The records should be repeated word for word, pictures excluded.

***** Task input

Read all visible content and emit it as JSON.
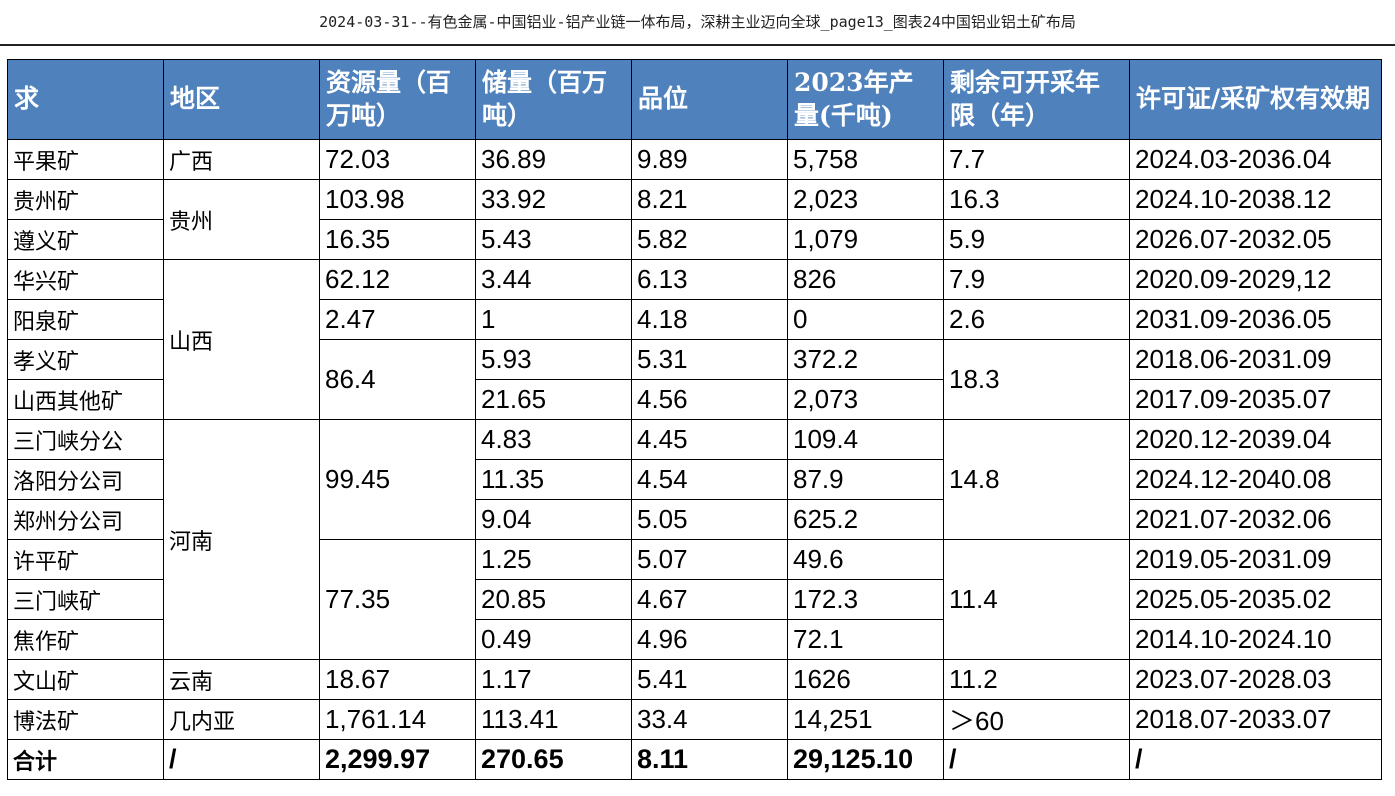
{
  "header": {
    "title": "2024-03-31--有色金属-中国铝业-铝产业链一体布局，深耕主业迈向全球_page13_图表24中国铝业铝土矿布局"
  },
  "table": {
    "headers": {
      "mine": "求",
      "region": "地区",
      "resources": "资源量（百万吨）",
      "reserves": "储量（百万吨）",
      "grade": "品位",
      "production": "2023年产量(千吨)",
      "life": "剩余可开采年限（年）",
      "license": "许可证/采矿权有效期"
    },
    "rows": [
      {
        "mine": "平果矿",
        "region": "广西",
        "resources": "72.03",
        "reserves": "36.89",
        "grade": "9.89",
        "production": "5,758",
        "life": "7.7",
        "license": "2024.03-2036.04"
      },
      {
        "mine": "贵州矿",
        "region": "贵州",
        "resources": "103.98",
        "reserves": "33.92",
        "grade": "8.21",
        "production": "2,023",
        "life": "16.3",
        "license": "2024.10-2038.12"
      },
      {
        "mine": "遵义矿",
        "resources": "16.35",
        "reserves": "5.43",
        "grade": "5.82",
        "production": "1,079",
        "life": "5.9",
        "license": "2026.07-2032.05"
      },
      {
        "mine": "华兴矿",
        "region": "山西",
        "resources": "62.12",
        "reserves": "3.44",
        "grade": "6.13",
        "production": "826",
        "life": "7.9",
        "license": "2020.09-2029,12"
      },
      {
        "mine": "阳泉矿",
        "resources": "2.47",
        "reserves": "1",
        "grade": "4.18",
        "production": "0",
        "life": "2.6",
        "license": "2031.09-2036.05"
      },
      {
        "mine": "孝义矿",
        "resources": "86.4",
        "reserves": "5.93",
        "grade": "5.31",
        "production": "372.2",
        "life": "18.3",
        "license": "2018.06-2031.09"
      },
      {
        "mine": "山西其他矿",
        "reserves": "21.65",
        "grade": "4.56",
        "production": "2,073",
        "license": "2017.09-2035.07"
      },
      {
        "mine": "三门峡分公",
        "region": "河南",
        "resources": "99.45",
        "reserves": "4.83",
        "grade": "4.45",
        "production": "109.4",
        "life": "14.8",
        "license": "2020.12-2039.04"
      },
      {
        "mine": "洛阳分公司",
        "reserves": "11.35",
        "grade": "4.54",
        "production": "87.9",
        "license": "2024.12-2040.08"
      },
      {
        "mine": "郑州分公司",
        "reserves": "9.04",
        "grade": "5.05",
        "production": "625.2",
        "license": "2021.07-2032.06"
      },
      {
        "mine": "许平矿",
        "resources": "77.35",
        "reserves": "1.25",
        "grade": "5.07",
        "production": "49.6",
        "life": "11.4",
        "license": "2019.05-2031.09"
      },
      {
        "mine": "三门峡矿",
        "reserves": "20.85",
        "grade": "4.67",
        "production": "172.3",
        "license": "2025.05-2035.02"
      },
      {
        "mine": "焦作矿",
        "reserves": "0.49",
        "grade": "4.96",
        "production": "72.1",
        "license": "2014.10-2024.10"
      },
      {
        "mine": "文山矿",
        "region": "云南",
        "resources": "18.67",
        "reserves": "1.17",
        "grade": "5.41",
        "production": "1626",
        "life": "11.2",
        "license": "2023.07-2028.03"
      },
      {
        "mine": "博法矿",
        "region": "几内亚",
        "resources": "1,761.14",
        "reserves": "113.41",
        "grade": "33.4",
        "production": "14,251",
        "life": "＞60",
        "license": "2018.07-2033.07"
      }
    ],
    "total": {
      "mine": "合计",
      "region": "/",
      "resources": "2,299.97",
      "reserves": "270.65",
      "grade": "8.11",
      "production": "29,125.10",
      "life": "/",
      "license": "/"
    }
  }
}
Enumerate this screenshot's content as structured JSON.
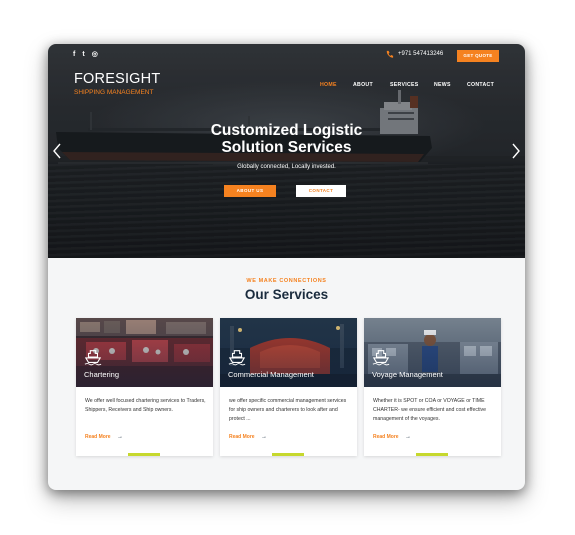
{
  "topbar": {
    "social": [
      {
        "icon": "facebook-icon",
        "glyph": "f"
      },
      {
        "icon": "twitter-icon",
        "glyph": "t"
      },
      {
        "icon": "instagram-icon",
        "glyph": "◎"
      }
    ],
    "phone_icon": "phone-icon",
    "phone": "+971 547413246",
    "quote_label": "GET QUOTE"
  },
  "brand": {
    "name": "FORESIGHT",
    "tagline": "SHIPPING MANAGEMENT"
  },
  "nav": [
    {
      "label": "HOME",
      "active": true
    },
    {
      "label": "ABOUT",
      "active": false
    },
    {
      "label": "SERVICES",
      "active": false
    },
    {
      "label": "NEWS",
      "active": false
    },
    {
      "label": "CONTACT",
      "active": false
    }
  ],
  "hero": {
    "title_line1": "Customized Logistic",
    "title_line2": "Solution Services",
    "subtitle": "Globally connected, Locally invested.",
    "about_label": "ABOUT US",
    "contact_label": "CONTACT",
    "prev_icon": "chevron-left-icon",
    "next_icon": "chevron-right-icon"
  },
  "services": {
    "kicker": "WE MAKE CONNECTIONS",
    "heading": "Our Services",
    "cards": [
      {
        "title": "Chartering",
        "icon": "ship-icon",
        "text": "We offer well focused chartering services to Traders, Shippers, Receivers and Ship owners.",
        "link": "Read More",
        "arrow": "→"
      },
      {
        "title": "Commercial Management",
        "icon": "ship-icon",
        "text": "we offer specific commercial management services for ship owners and charterers to look after and protect ...",
        "link": "Read More",
        "arrow": "→"
      },
      {
        "title": "Voyage Management",
        "icon": "ship-icon",
        "text": "Whether it is SPOT or COA or VOYAGE or TIME CHARTER- we ensure efficient and cost effective management of the voyages.",
        "link": "Read More",
        "arrow": "→"
      }
    ]
  },
  "colors": {
    "accent": "#f58220",
    "heading": "#1a2b3d",
    "card_bar": "#c6d82e"
  }
}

**********

* _Exercise answer_
Read all visible content and emit it as JSON.
{
  "header": {
    "title": "2024-03-31--有色金属-中国铝业-铝产业链一体布局，深耕主业迈向全球_page13_图表24中国铝业铝土矿布局"
  },
  "table": {
    "headers": {
      "mine": "求",
      "region": "地区",
      "resources": "资源量（百万吨）",
      "reserves": "储量（百万吨）",
      "grade": "品位",
      "production": "2023年产量(千吨)",
      "life": "剩余可开采年限（年）",
      "license": "许可证/采矿权有效期"
    },
    "rows": [
      {
        "mine": "平果矿",
        "region": "广西",
        "resources": "72.03",
        "reserves": "36.89",
        "grade": "9.89",
        "production": "5,758",
        "life": "7.7",
        "license": "2024.03-2036.04"
      },
      {
        "mine": "贵州矿",
        "region": "贵州",
        "resources": "103.98",
        "reserves": "33.92",
        "grade": "8.21",
        "production": "2,023",
        "life": "16.3",
        "license": "2024.10-2038.12"
      },
      {
        "mine": "遵义矿",
        "resources": "16.35",
        "reserves": "5.43",
        "grade": "5.82",
        "production": "1,079",
        "life": "5.9",
        "license": "2026.07-2032.05"
      },
      {
        "mine": "华兴矿",
        "region": "山西",
        "resources": "62.12",
        "reserves": "3.44",
        "grade": "6.13",
        "production": "826",
        "life": "7.9",
        "license": "2020.09-2029,12"
      },
      {
        "mine": "阳泉矿",
        "resources": "2.47",
        "reserves": "1",
        "grade": "4.18",
        "production": "0",
        "life": "2.6",
        "license": "2031.09-2036.05"
      },
      {
        "mine": "孝义矿",
        "resources": "86.4",
        "reserves": "5.93",
        "grade": "5.31",
        "production": "372.2",
        "life": "18.3",
        "license": "2018.06-2031.09"
      },
      {
        "mine": "山西其他矿",
        "reserves": "21.65",
        "grade": "4.56",
        "production": "2,073",
        "license": "2017.09-2035.07"
      },
      {
        "mine": "三门峡分公",
        "region": "河南",
        "resources": "99.45",
        "reserves": "4.83",
        "grade": "4.45",
        "production": "109.4",
        "life": "14.8",
        "license": "2020.12-2039.04"
      },
      {
        "mine": "洛阳分公司",
        "reserves": "11.35",
        "grade": "4.54",
        "production": "87.9",
        "license": "2024.12-2040.08"
      },
      {
        "mine": "郑州分公司",
        "reserves": "9.04",
        "grade": "5.05",
        "production": "625.2",
        "license": "2021.07-2032.06"
      },
      {
        "mine": "许平矿",
        "resources": "77.35",
        "reserves": "1.25",
        "grade": "5.07",
        "production": "49.6",
        "life": "11.4",
        "license": "2019.05-2031.09"
      },
      {
        "mine": "三门峡矿",
        "reserves": "20.85",
        "grade": "4.67",
        "production": "172.3",
        "license": "2025.05-2035.02"
      },
      {
        "mine": "焦作矿",
        "reserves": "0.49",
        "grade": "4.96",
        "production": "72.1",
        "license": "2014.10-2024.10"
      },
      {
        "mine": "文山矿",
        "region": "云南",
        "resources": "18.67",
        "reserves": "1.17",
        "grade": "5.41",
        "production": "1626",
        "life": "11.2",
        "license": "2023.07-2028.03"
      },
      {
        "mine": "博法矿",
        "region": "几内亚",
        "resources": "1,761.14",
        "reserves": "113.41",
        "grade": "33.4",
        "production": "14,251",
        "life": "＞60",
        "license": "2018.07-2033.07"
      }
    ],
    "total": {
      "mine": "合计",
      "region": "/",
      "resources": "2,299.97",
      "reserves": "270.65",
      "grade": "8.11",
      "production": "29,125.10",
      "life": "/",
      "license": "/"
    }
  }
}
Enumerate this screenshot's content as structured JSON.
{
  "topbar": {
    "social": [
      {
        "icon": "facebook-icon",
        "glyph": "f"
      },
      {
        "icon": "twitter-icon",
        "glyph": "t"
      },
      {
        "icon": "instagram-icon",
        "glyph": "◎"
      }
    ],
    "phone_icon": "phone-icon",
    "phone": "+971 547413246",
    "quote_label": "GET QUOTE"
  },
  "brand": {
    "name": "FORESIGHT",
    "tagline": "SHIPPING MANAGEMENT"
  },
  "nav": [
    {
      "label": "HOME",
      "active": true
    },
    {
      "label": "ABOUT",
      "active": false
    },
    {
      "label": "SERVICES",
      "active": false
    },
    {
      "label": "NEWS",
      "active": false
    },
    {
      "label": "CONTACT",
      "active": false
    }
  ],
  "hero": {
    "title_line1": "Customized Logistic",
    "title_line2": "Solution Services",
    "subtitle": "Globally connected, Locally invested.",
    "about_label": "ABOUT US",
    "contact_label": "CONTACT",
    "prev_icon": "chevron-left-icon",
    "next_icon": "chevron-right-icon"
  },
  "services": {
    "kicker": "WE MAKE CONNECTIONS",
    "heading": "Our Services",
    "cards": [
      {
        "title": "Chartering",
        "icon": "ship-icon",
        "text": "We offer well focused chartering services to Traders, Shippers, Receivers and Ship owners.",
        "link": "Read More",
        "arrow": "→"
      },
      {
        "title": "Commercial Management",
        "icon": "ship-icon",
        "text": "we offer specific commercial management services for ship owners and charterers to look after and protect ...",
        "link": "Read More",
        "arrow": "→"
      },
      {
        "title": "Voyage Management",
        "icon": "ship-icon",
        "text": "Whether it is SPOT or COA or VOYAGE or TIME CHARTER- we ensure efficient and cost effective management of the voyages.",
        "link": "Read More",
        "arrow": "→"
      }
    ]
  },
  "colors": {
    "accent": "#f58220",
    "heading": "#1a2b3d",
    "card_bar": "#c6d82e"
  }
}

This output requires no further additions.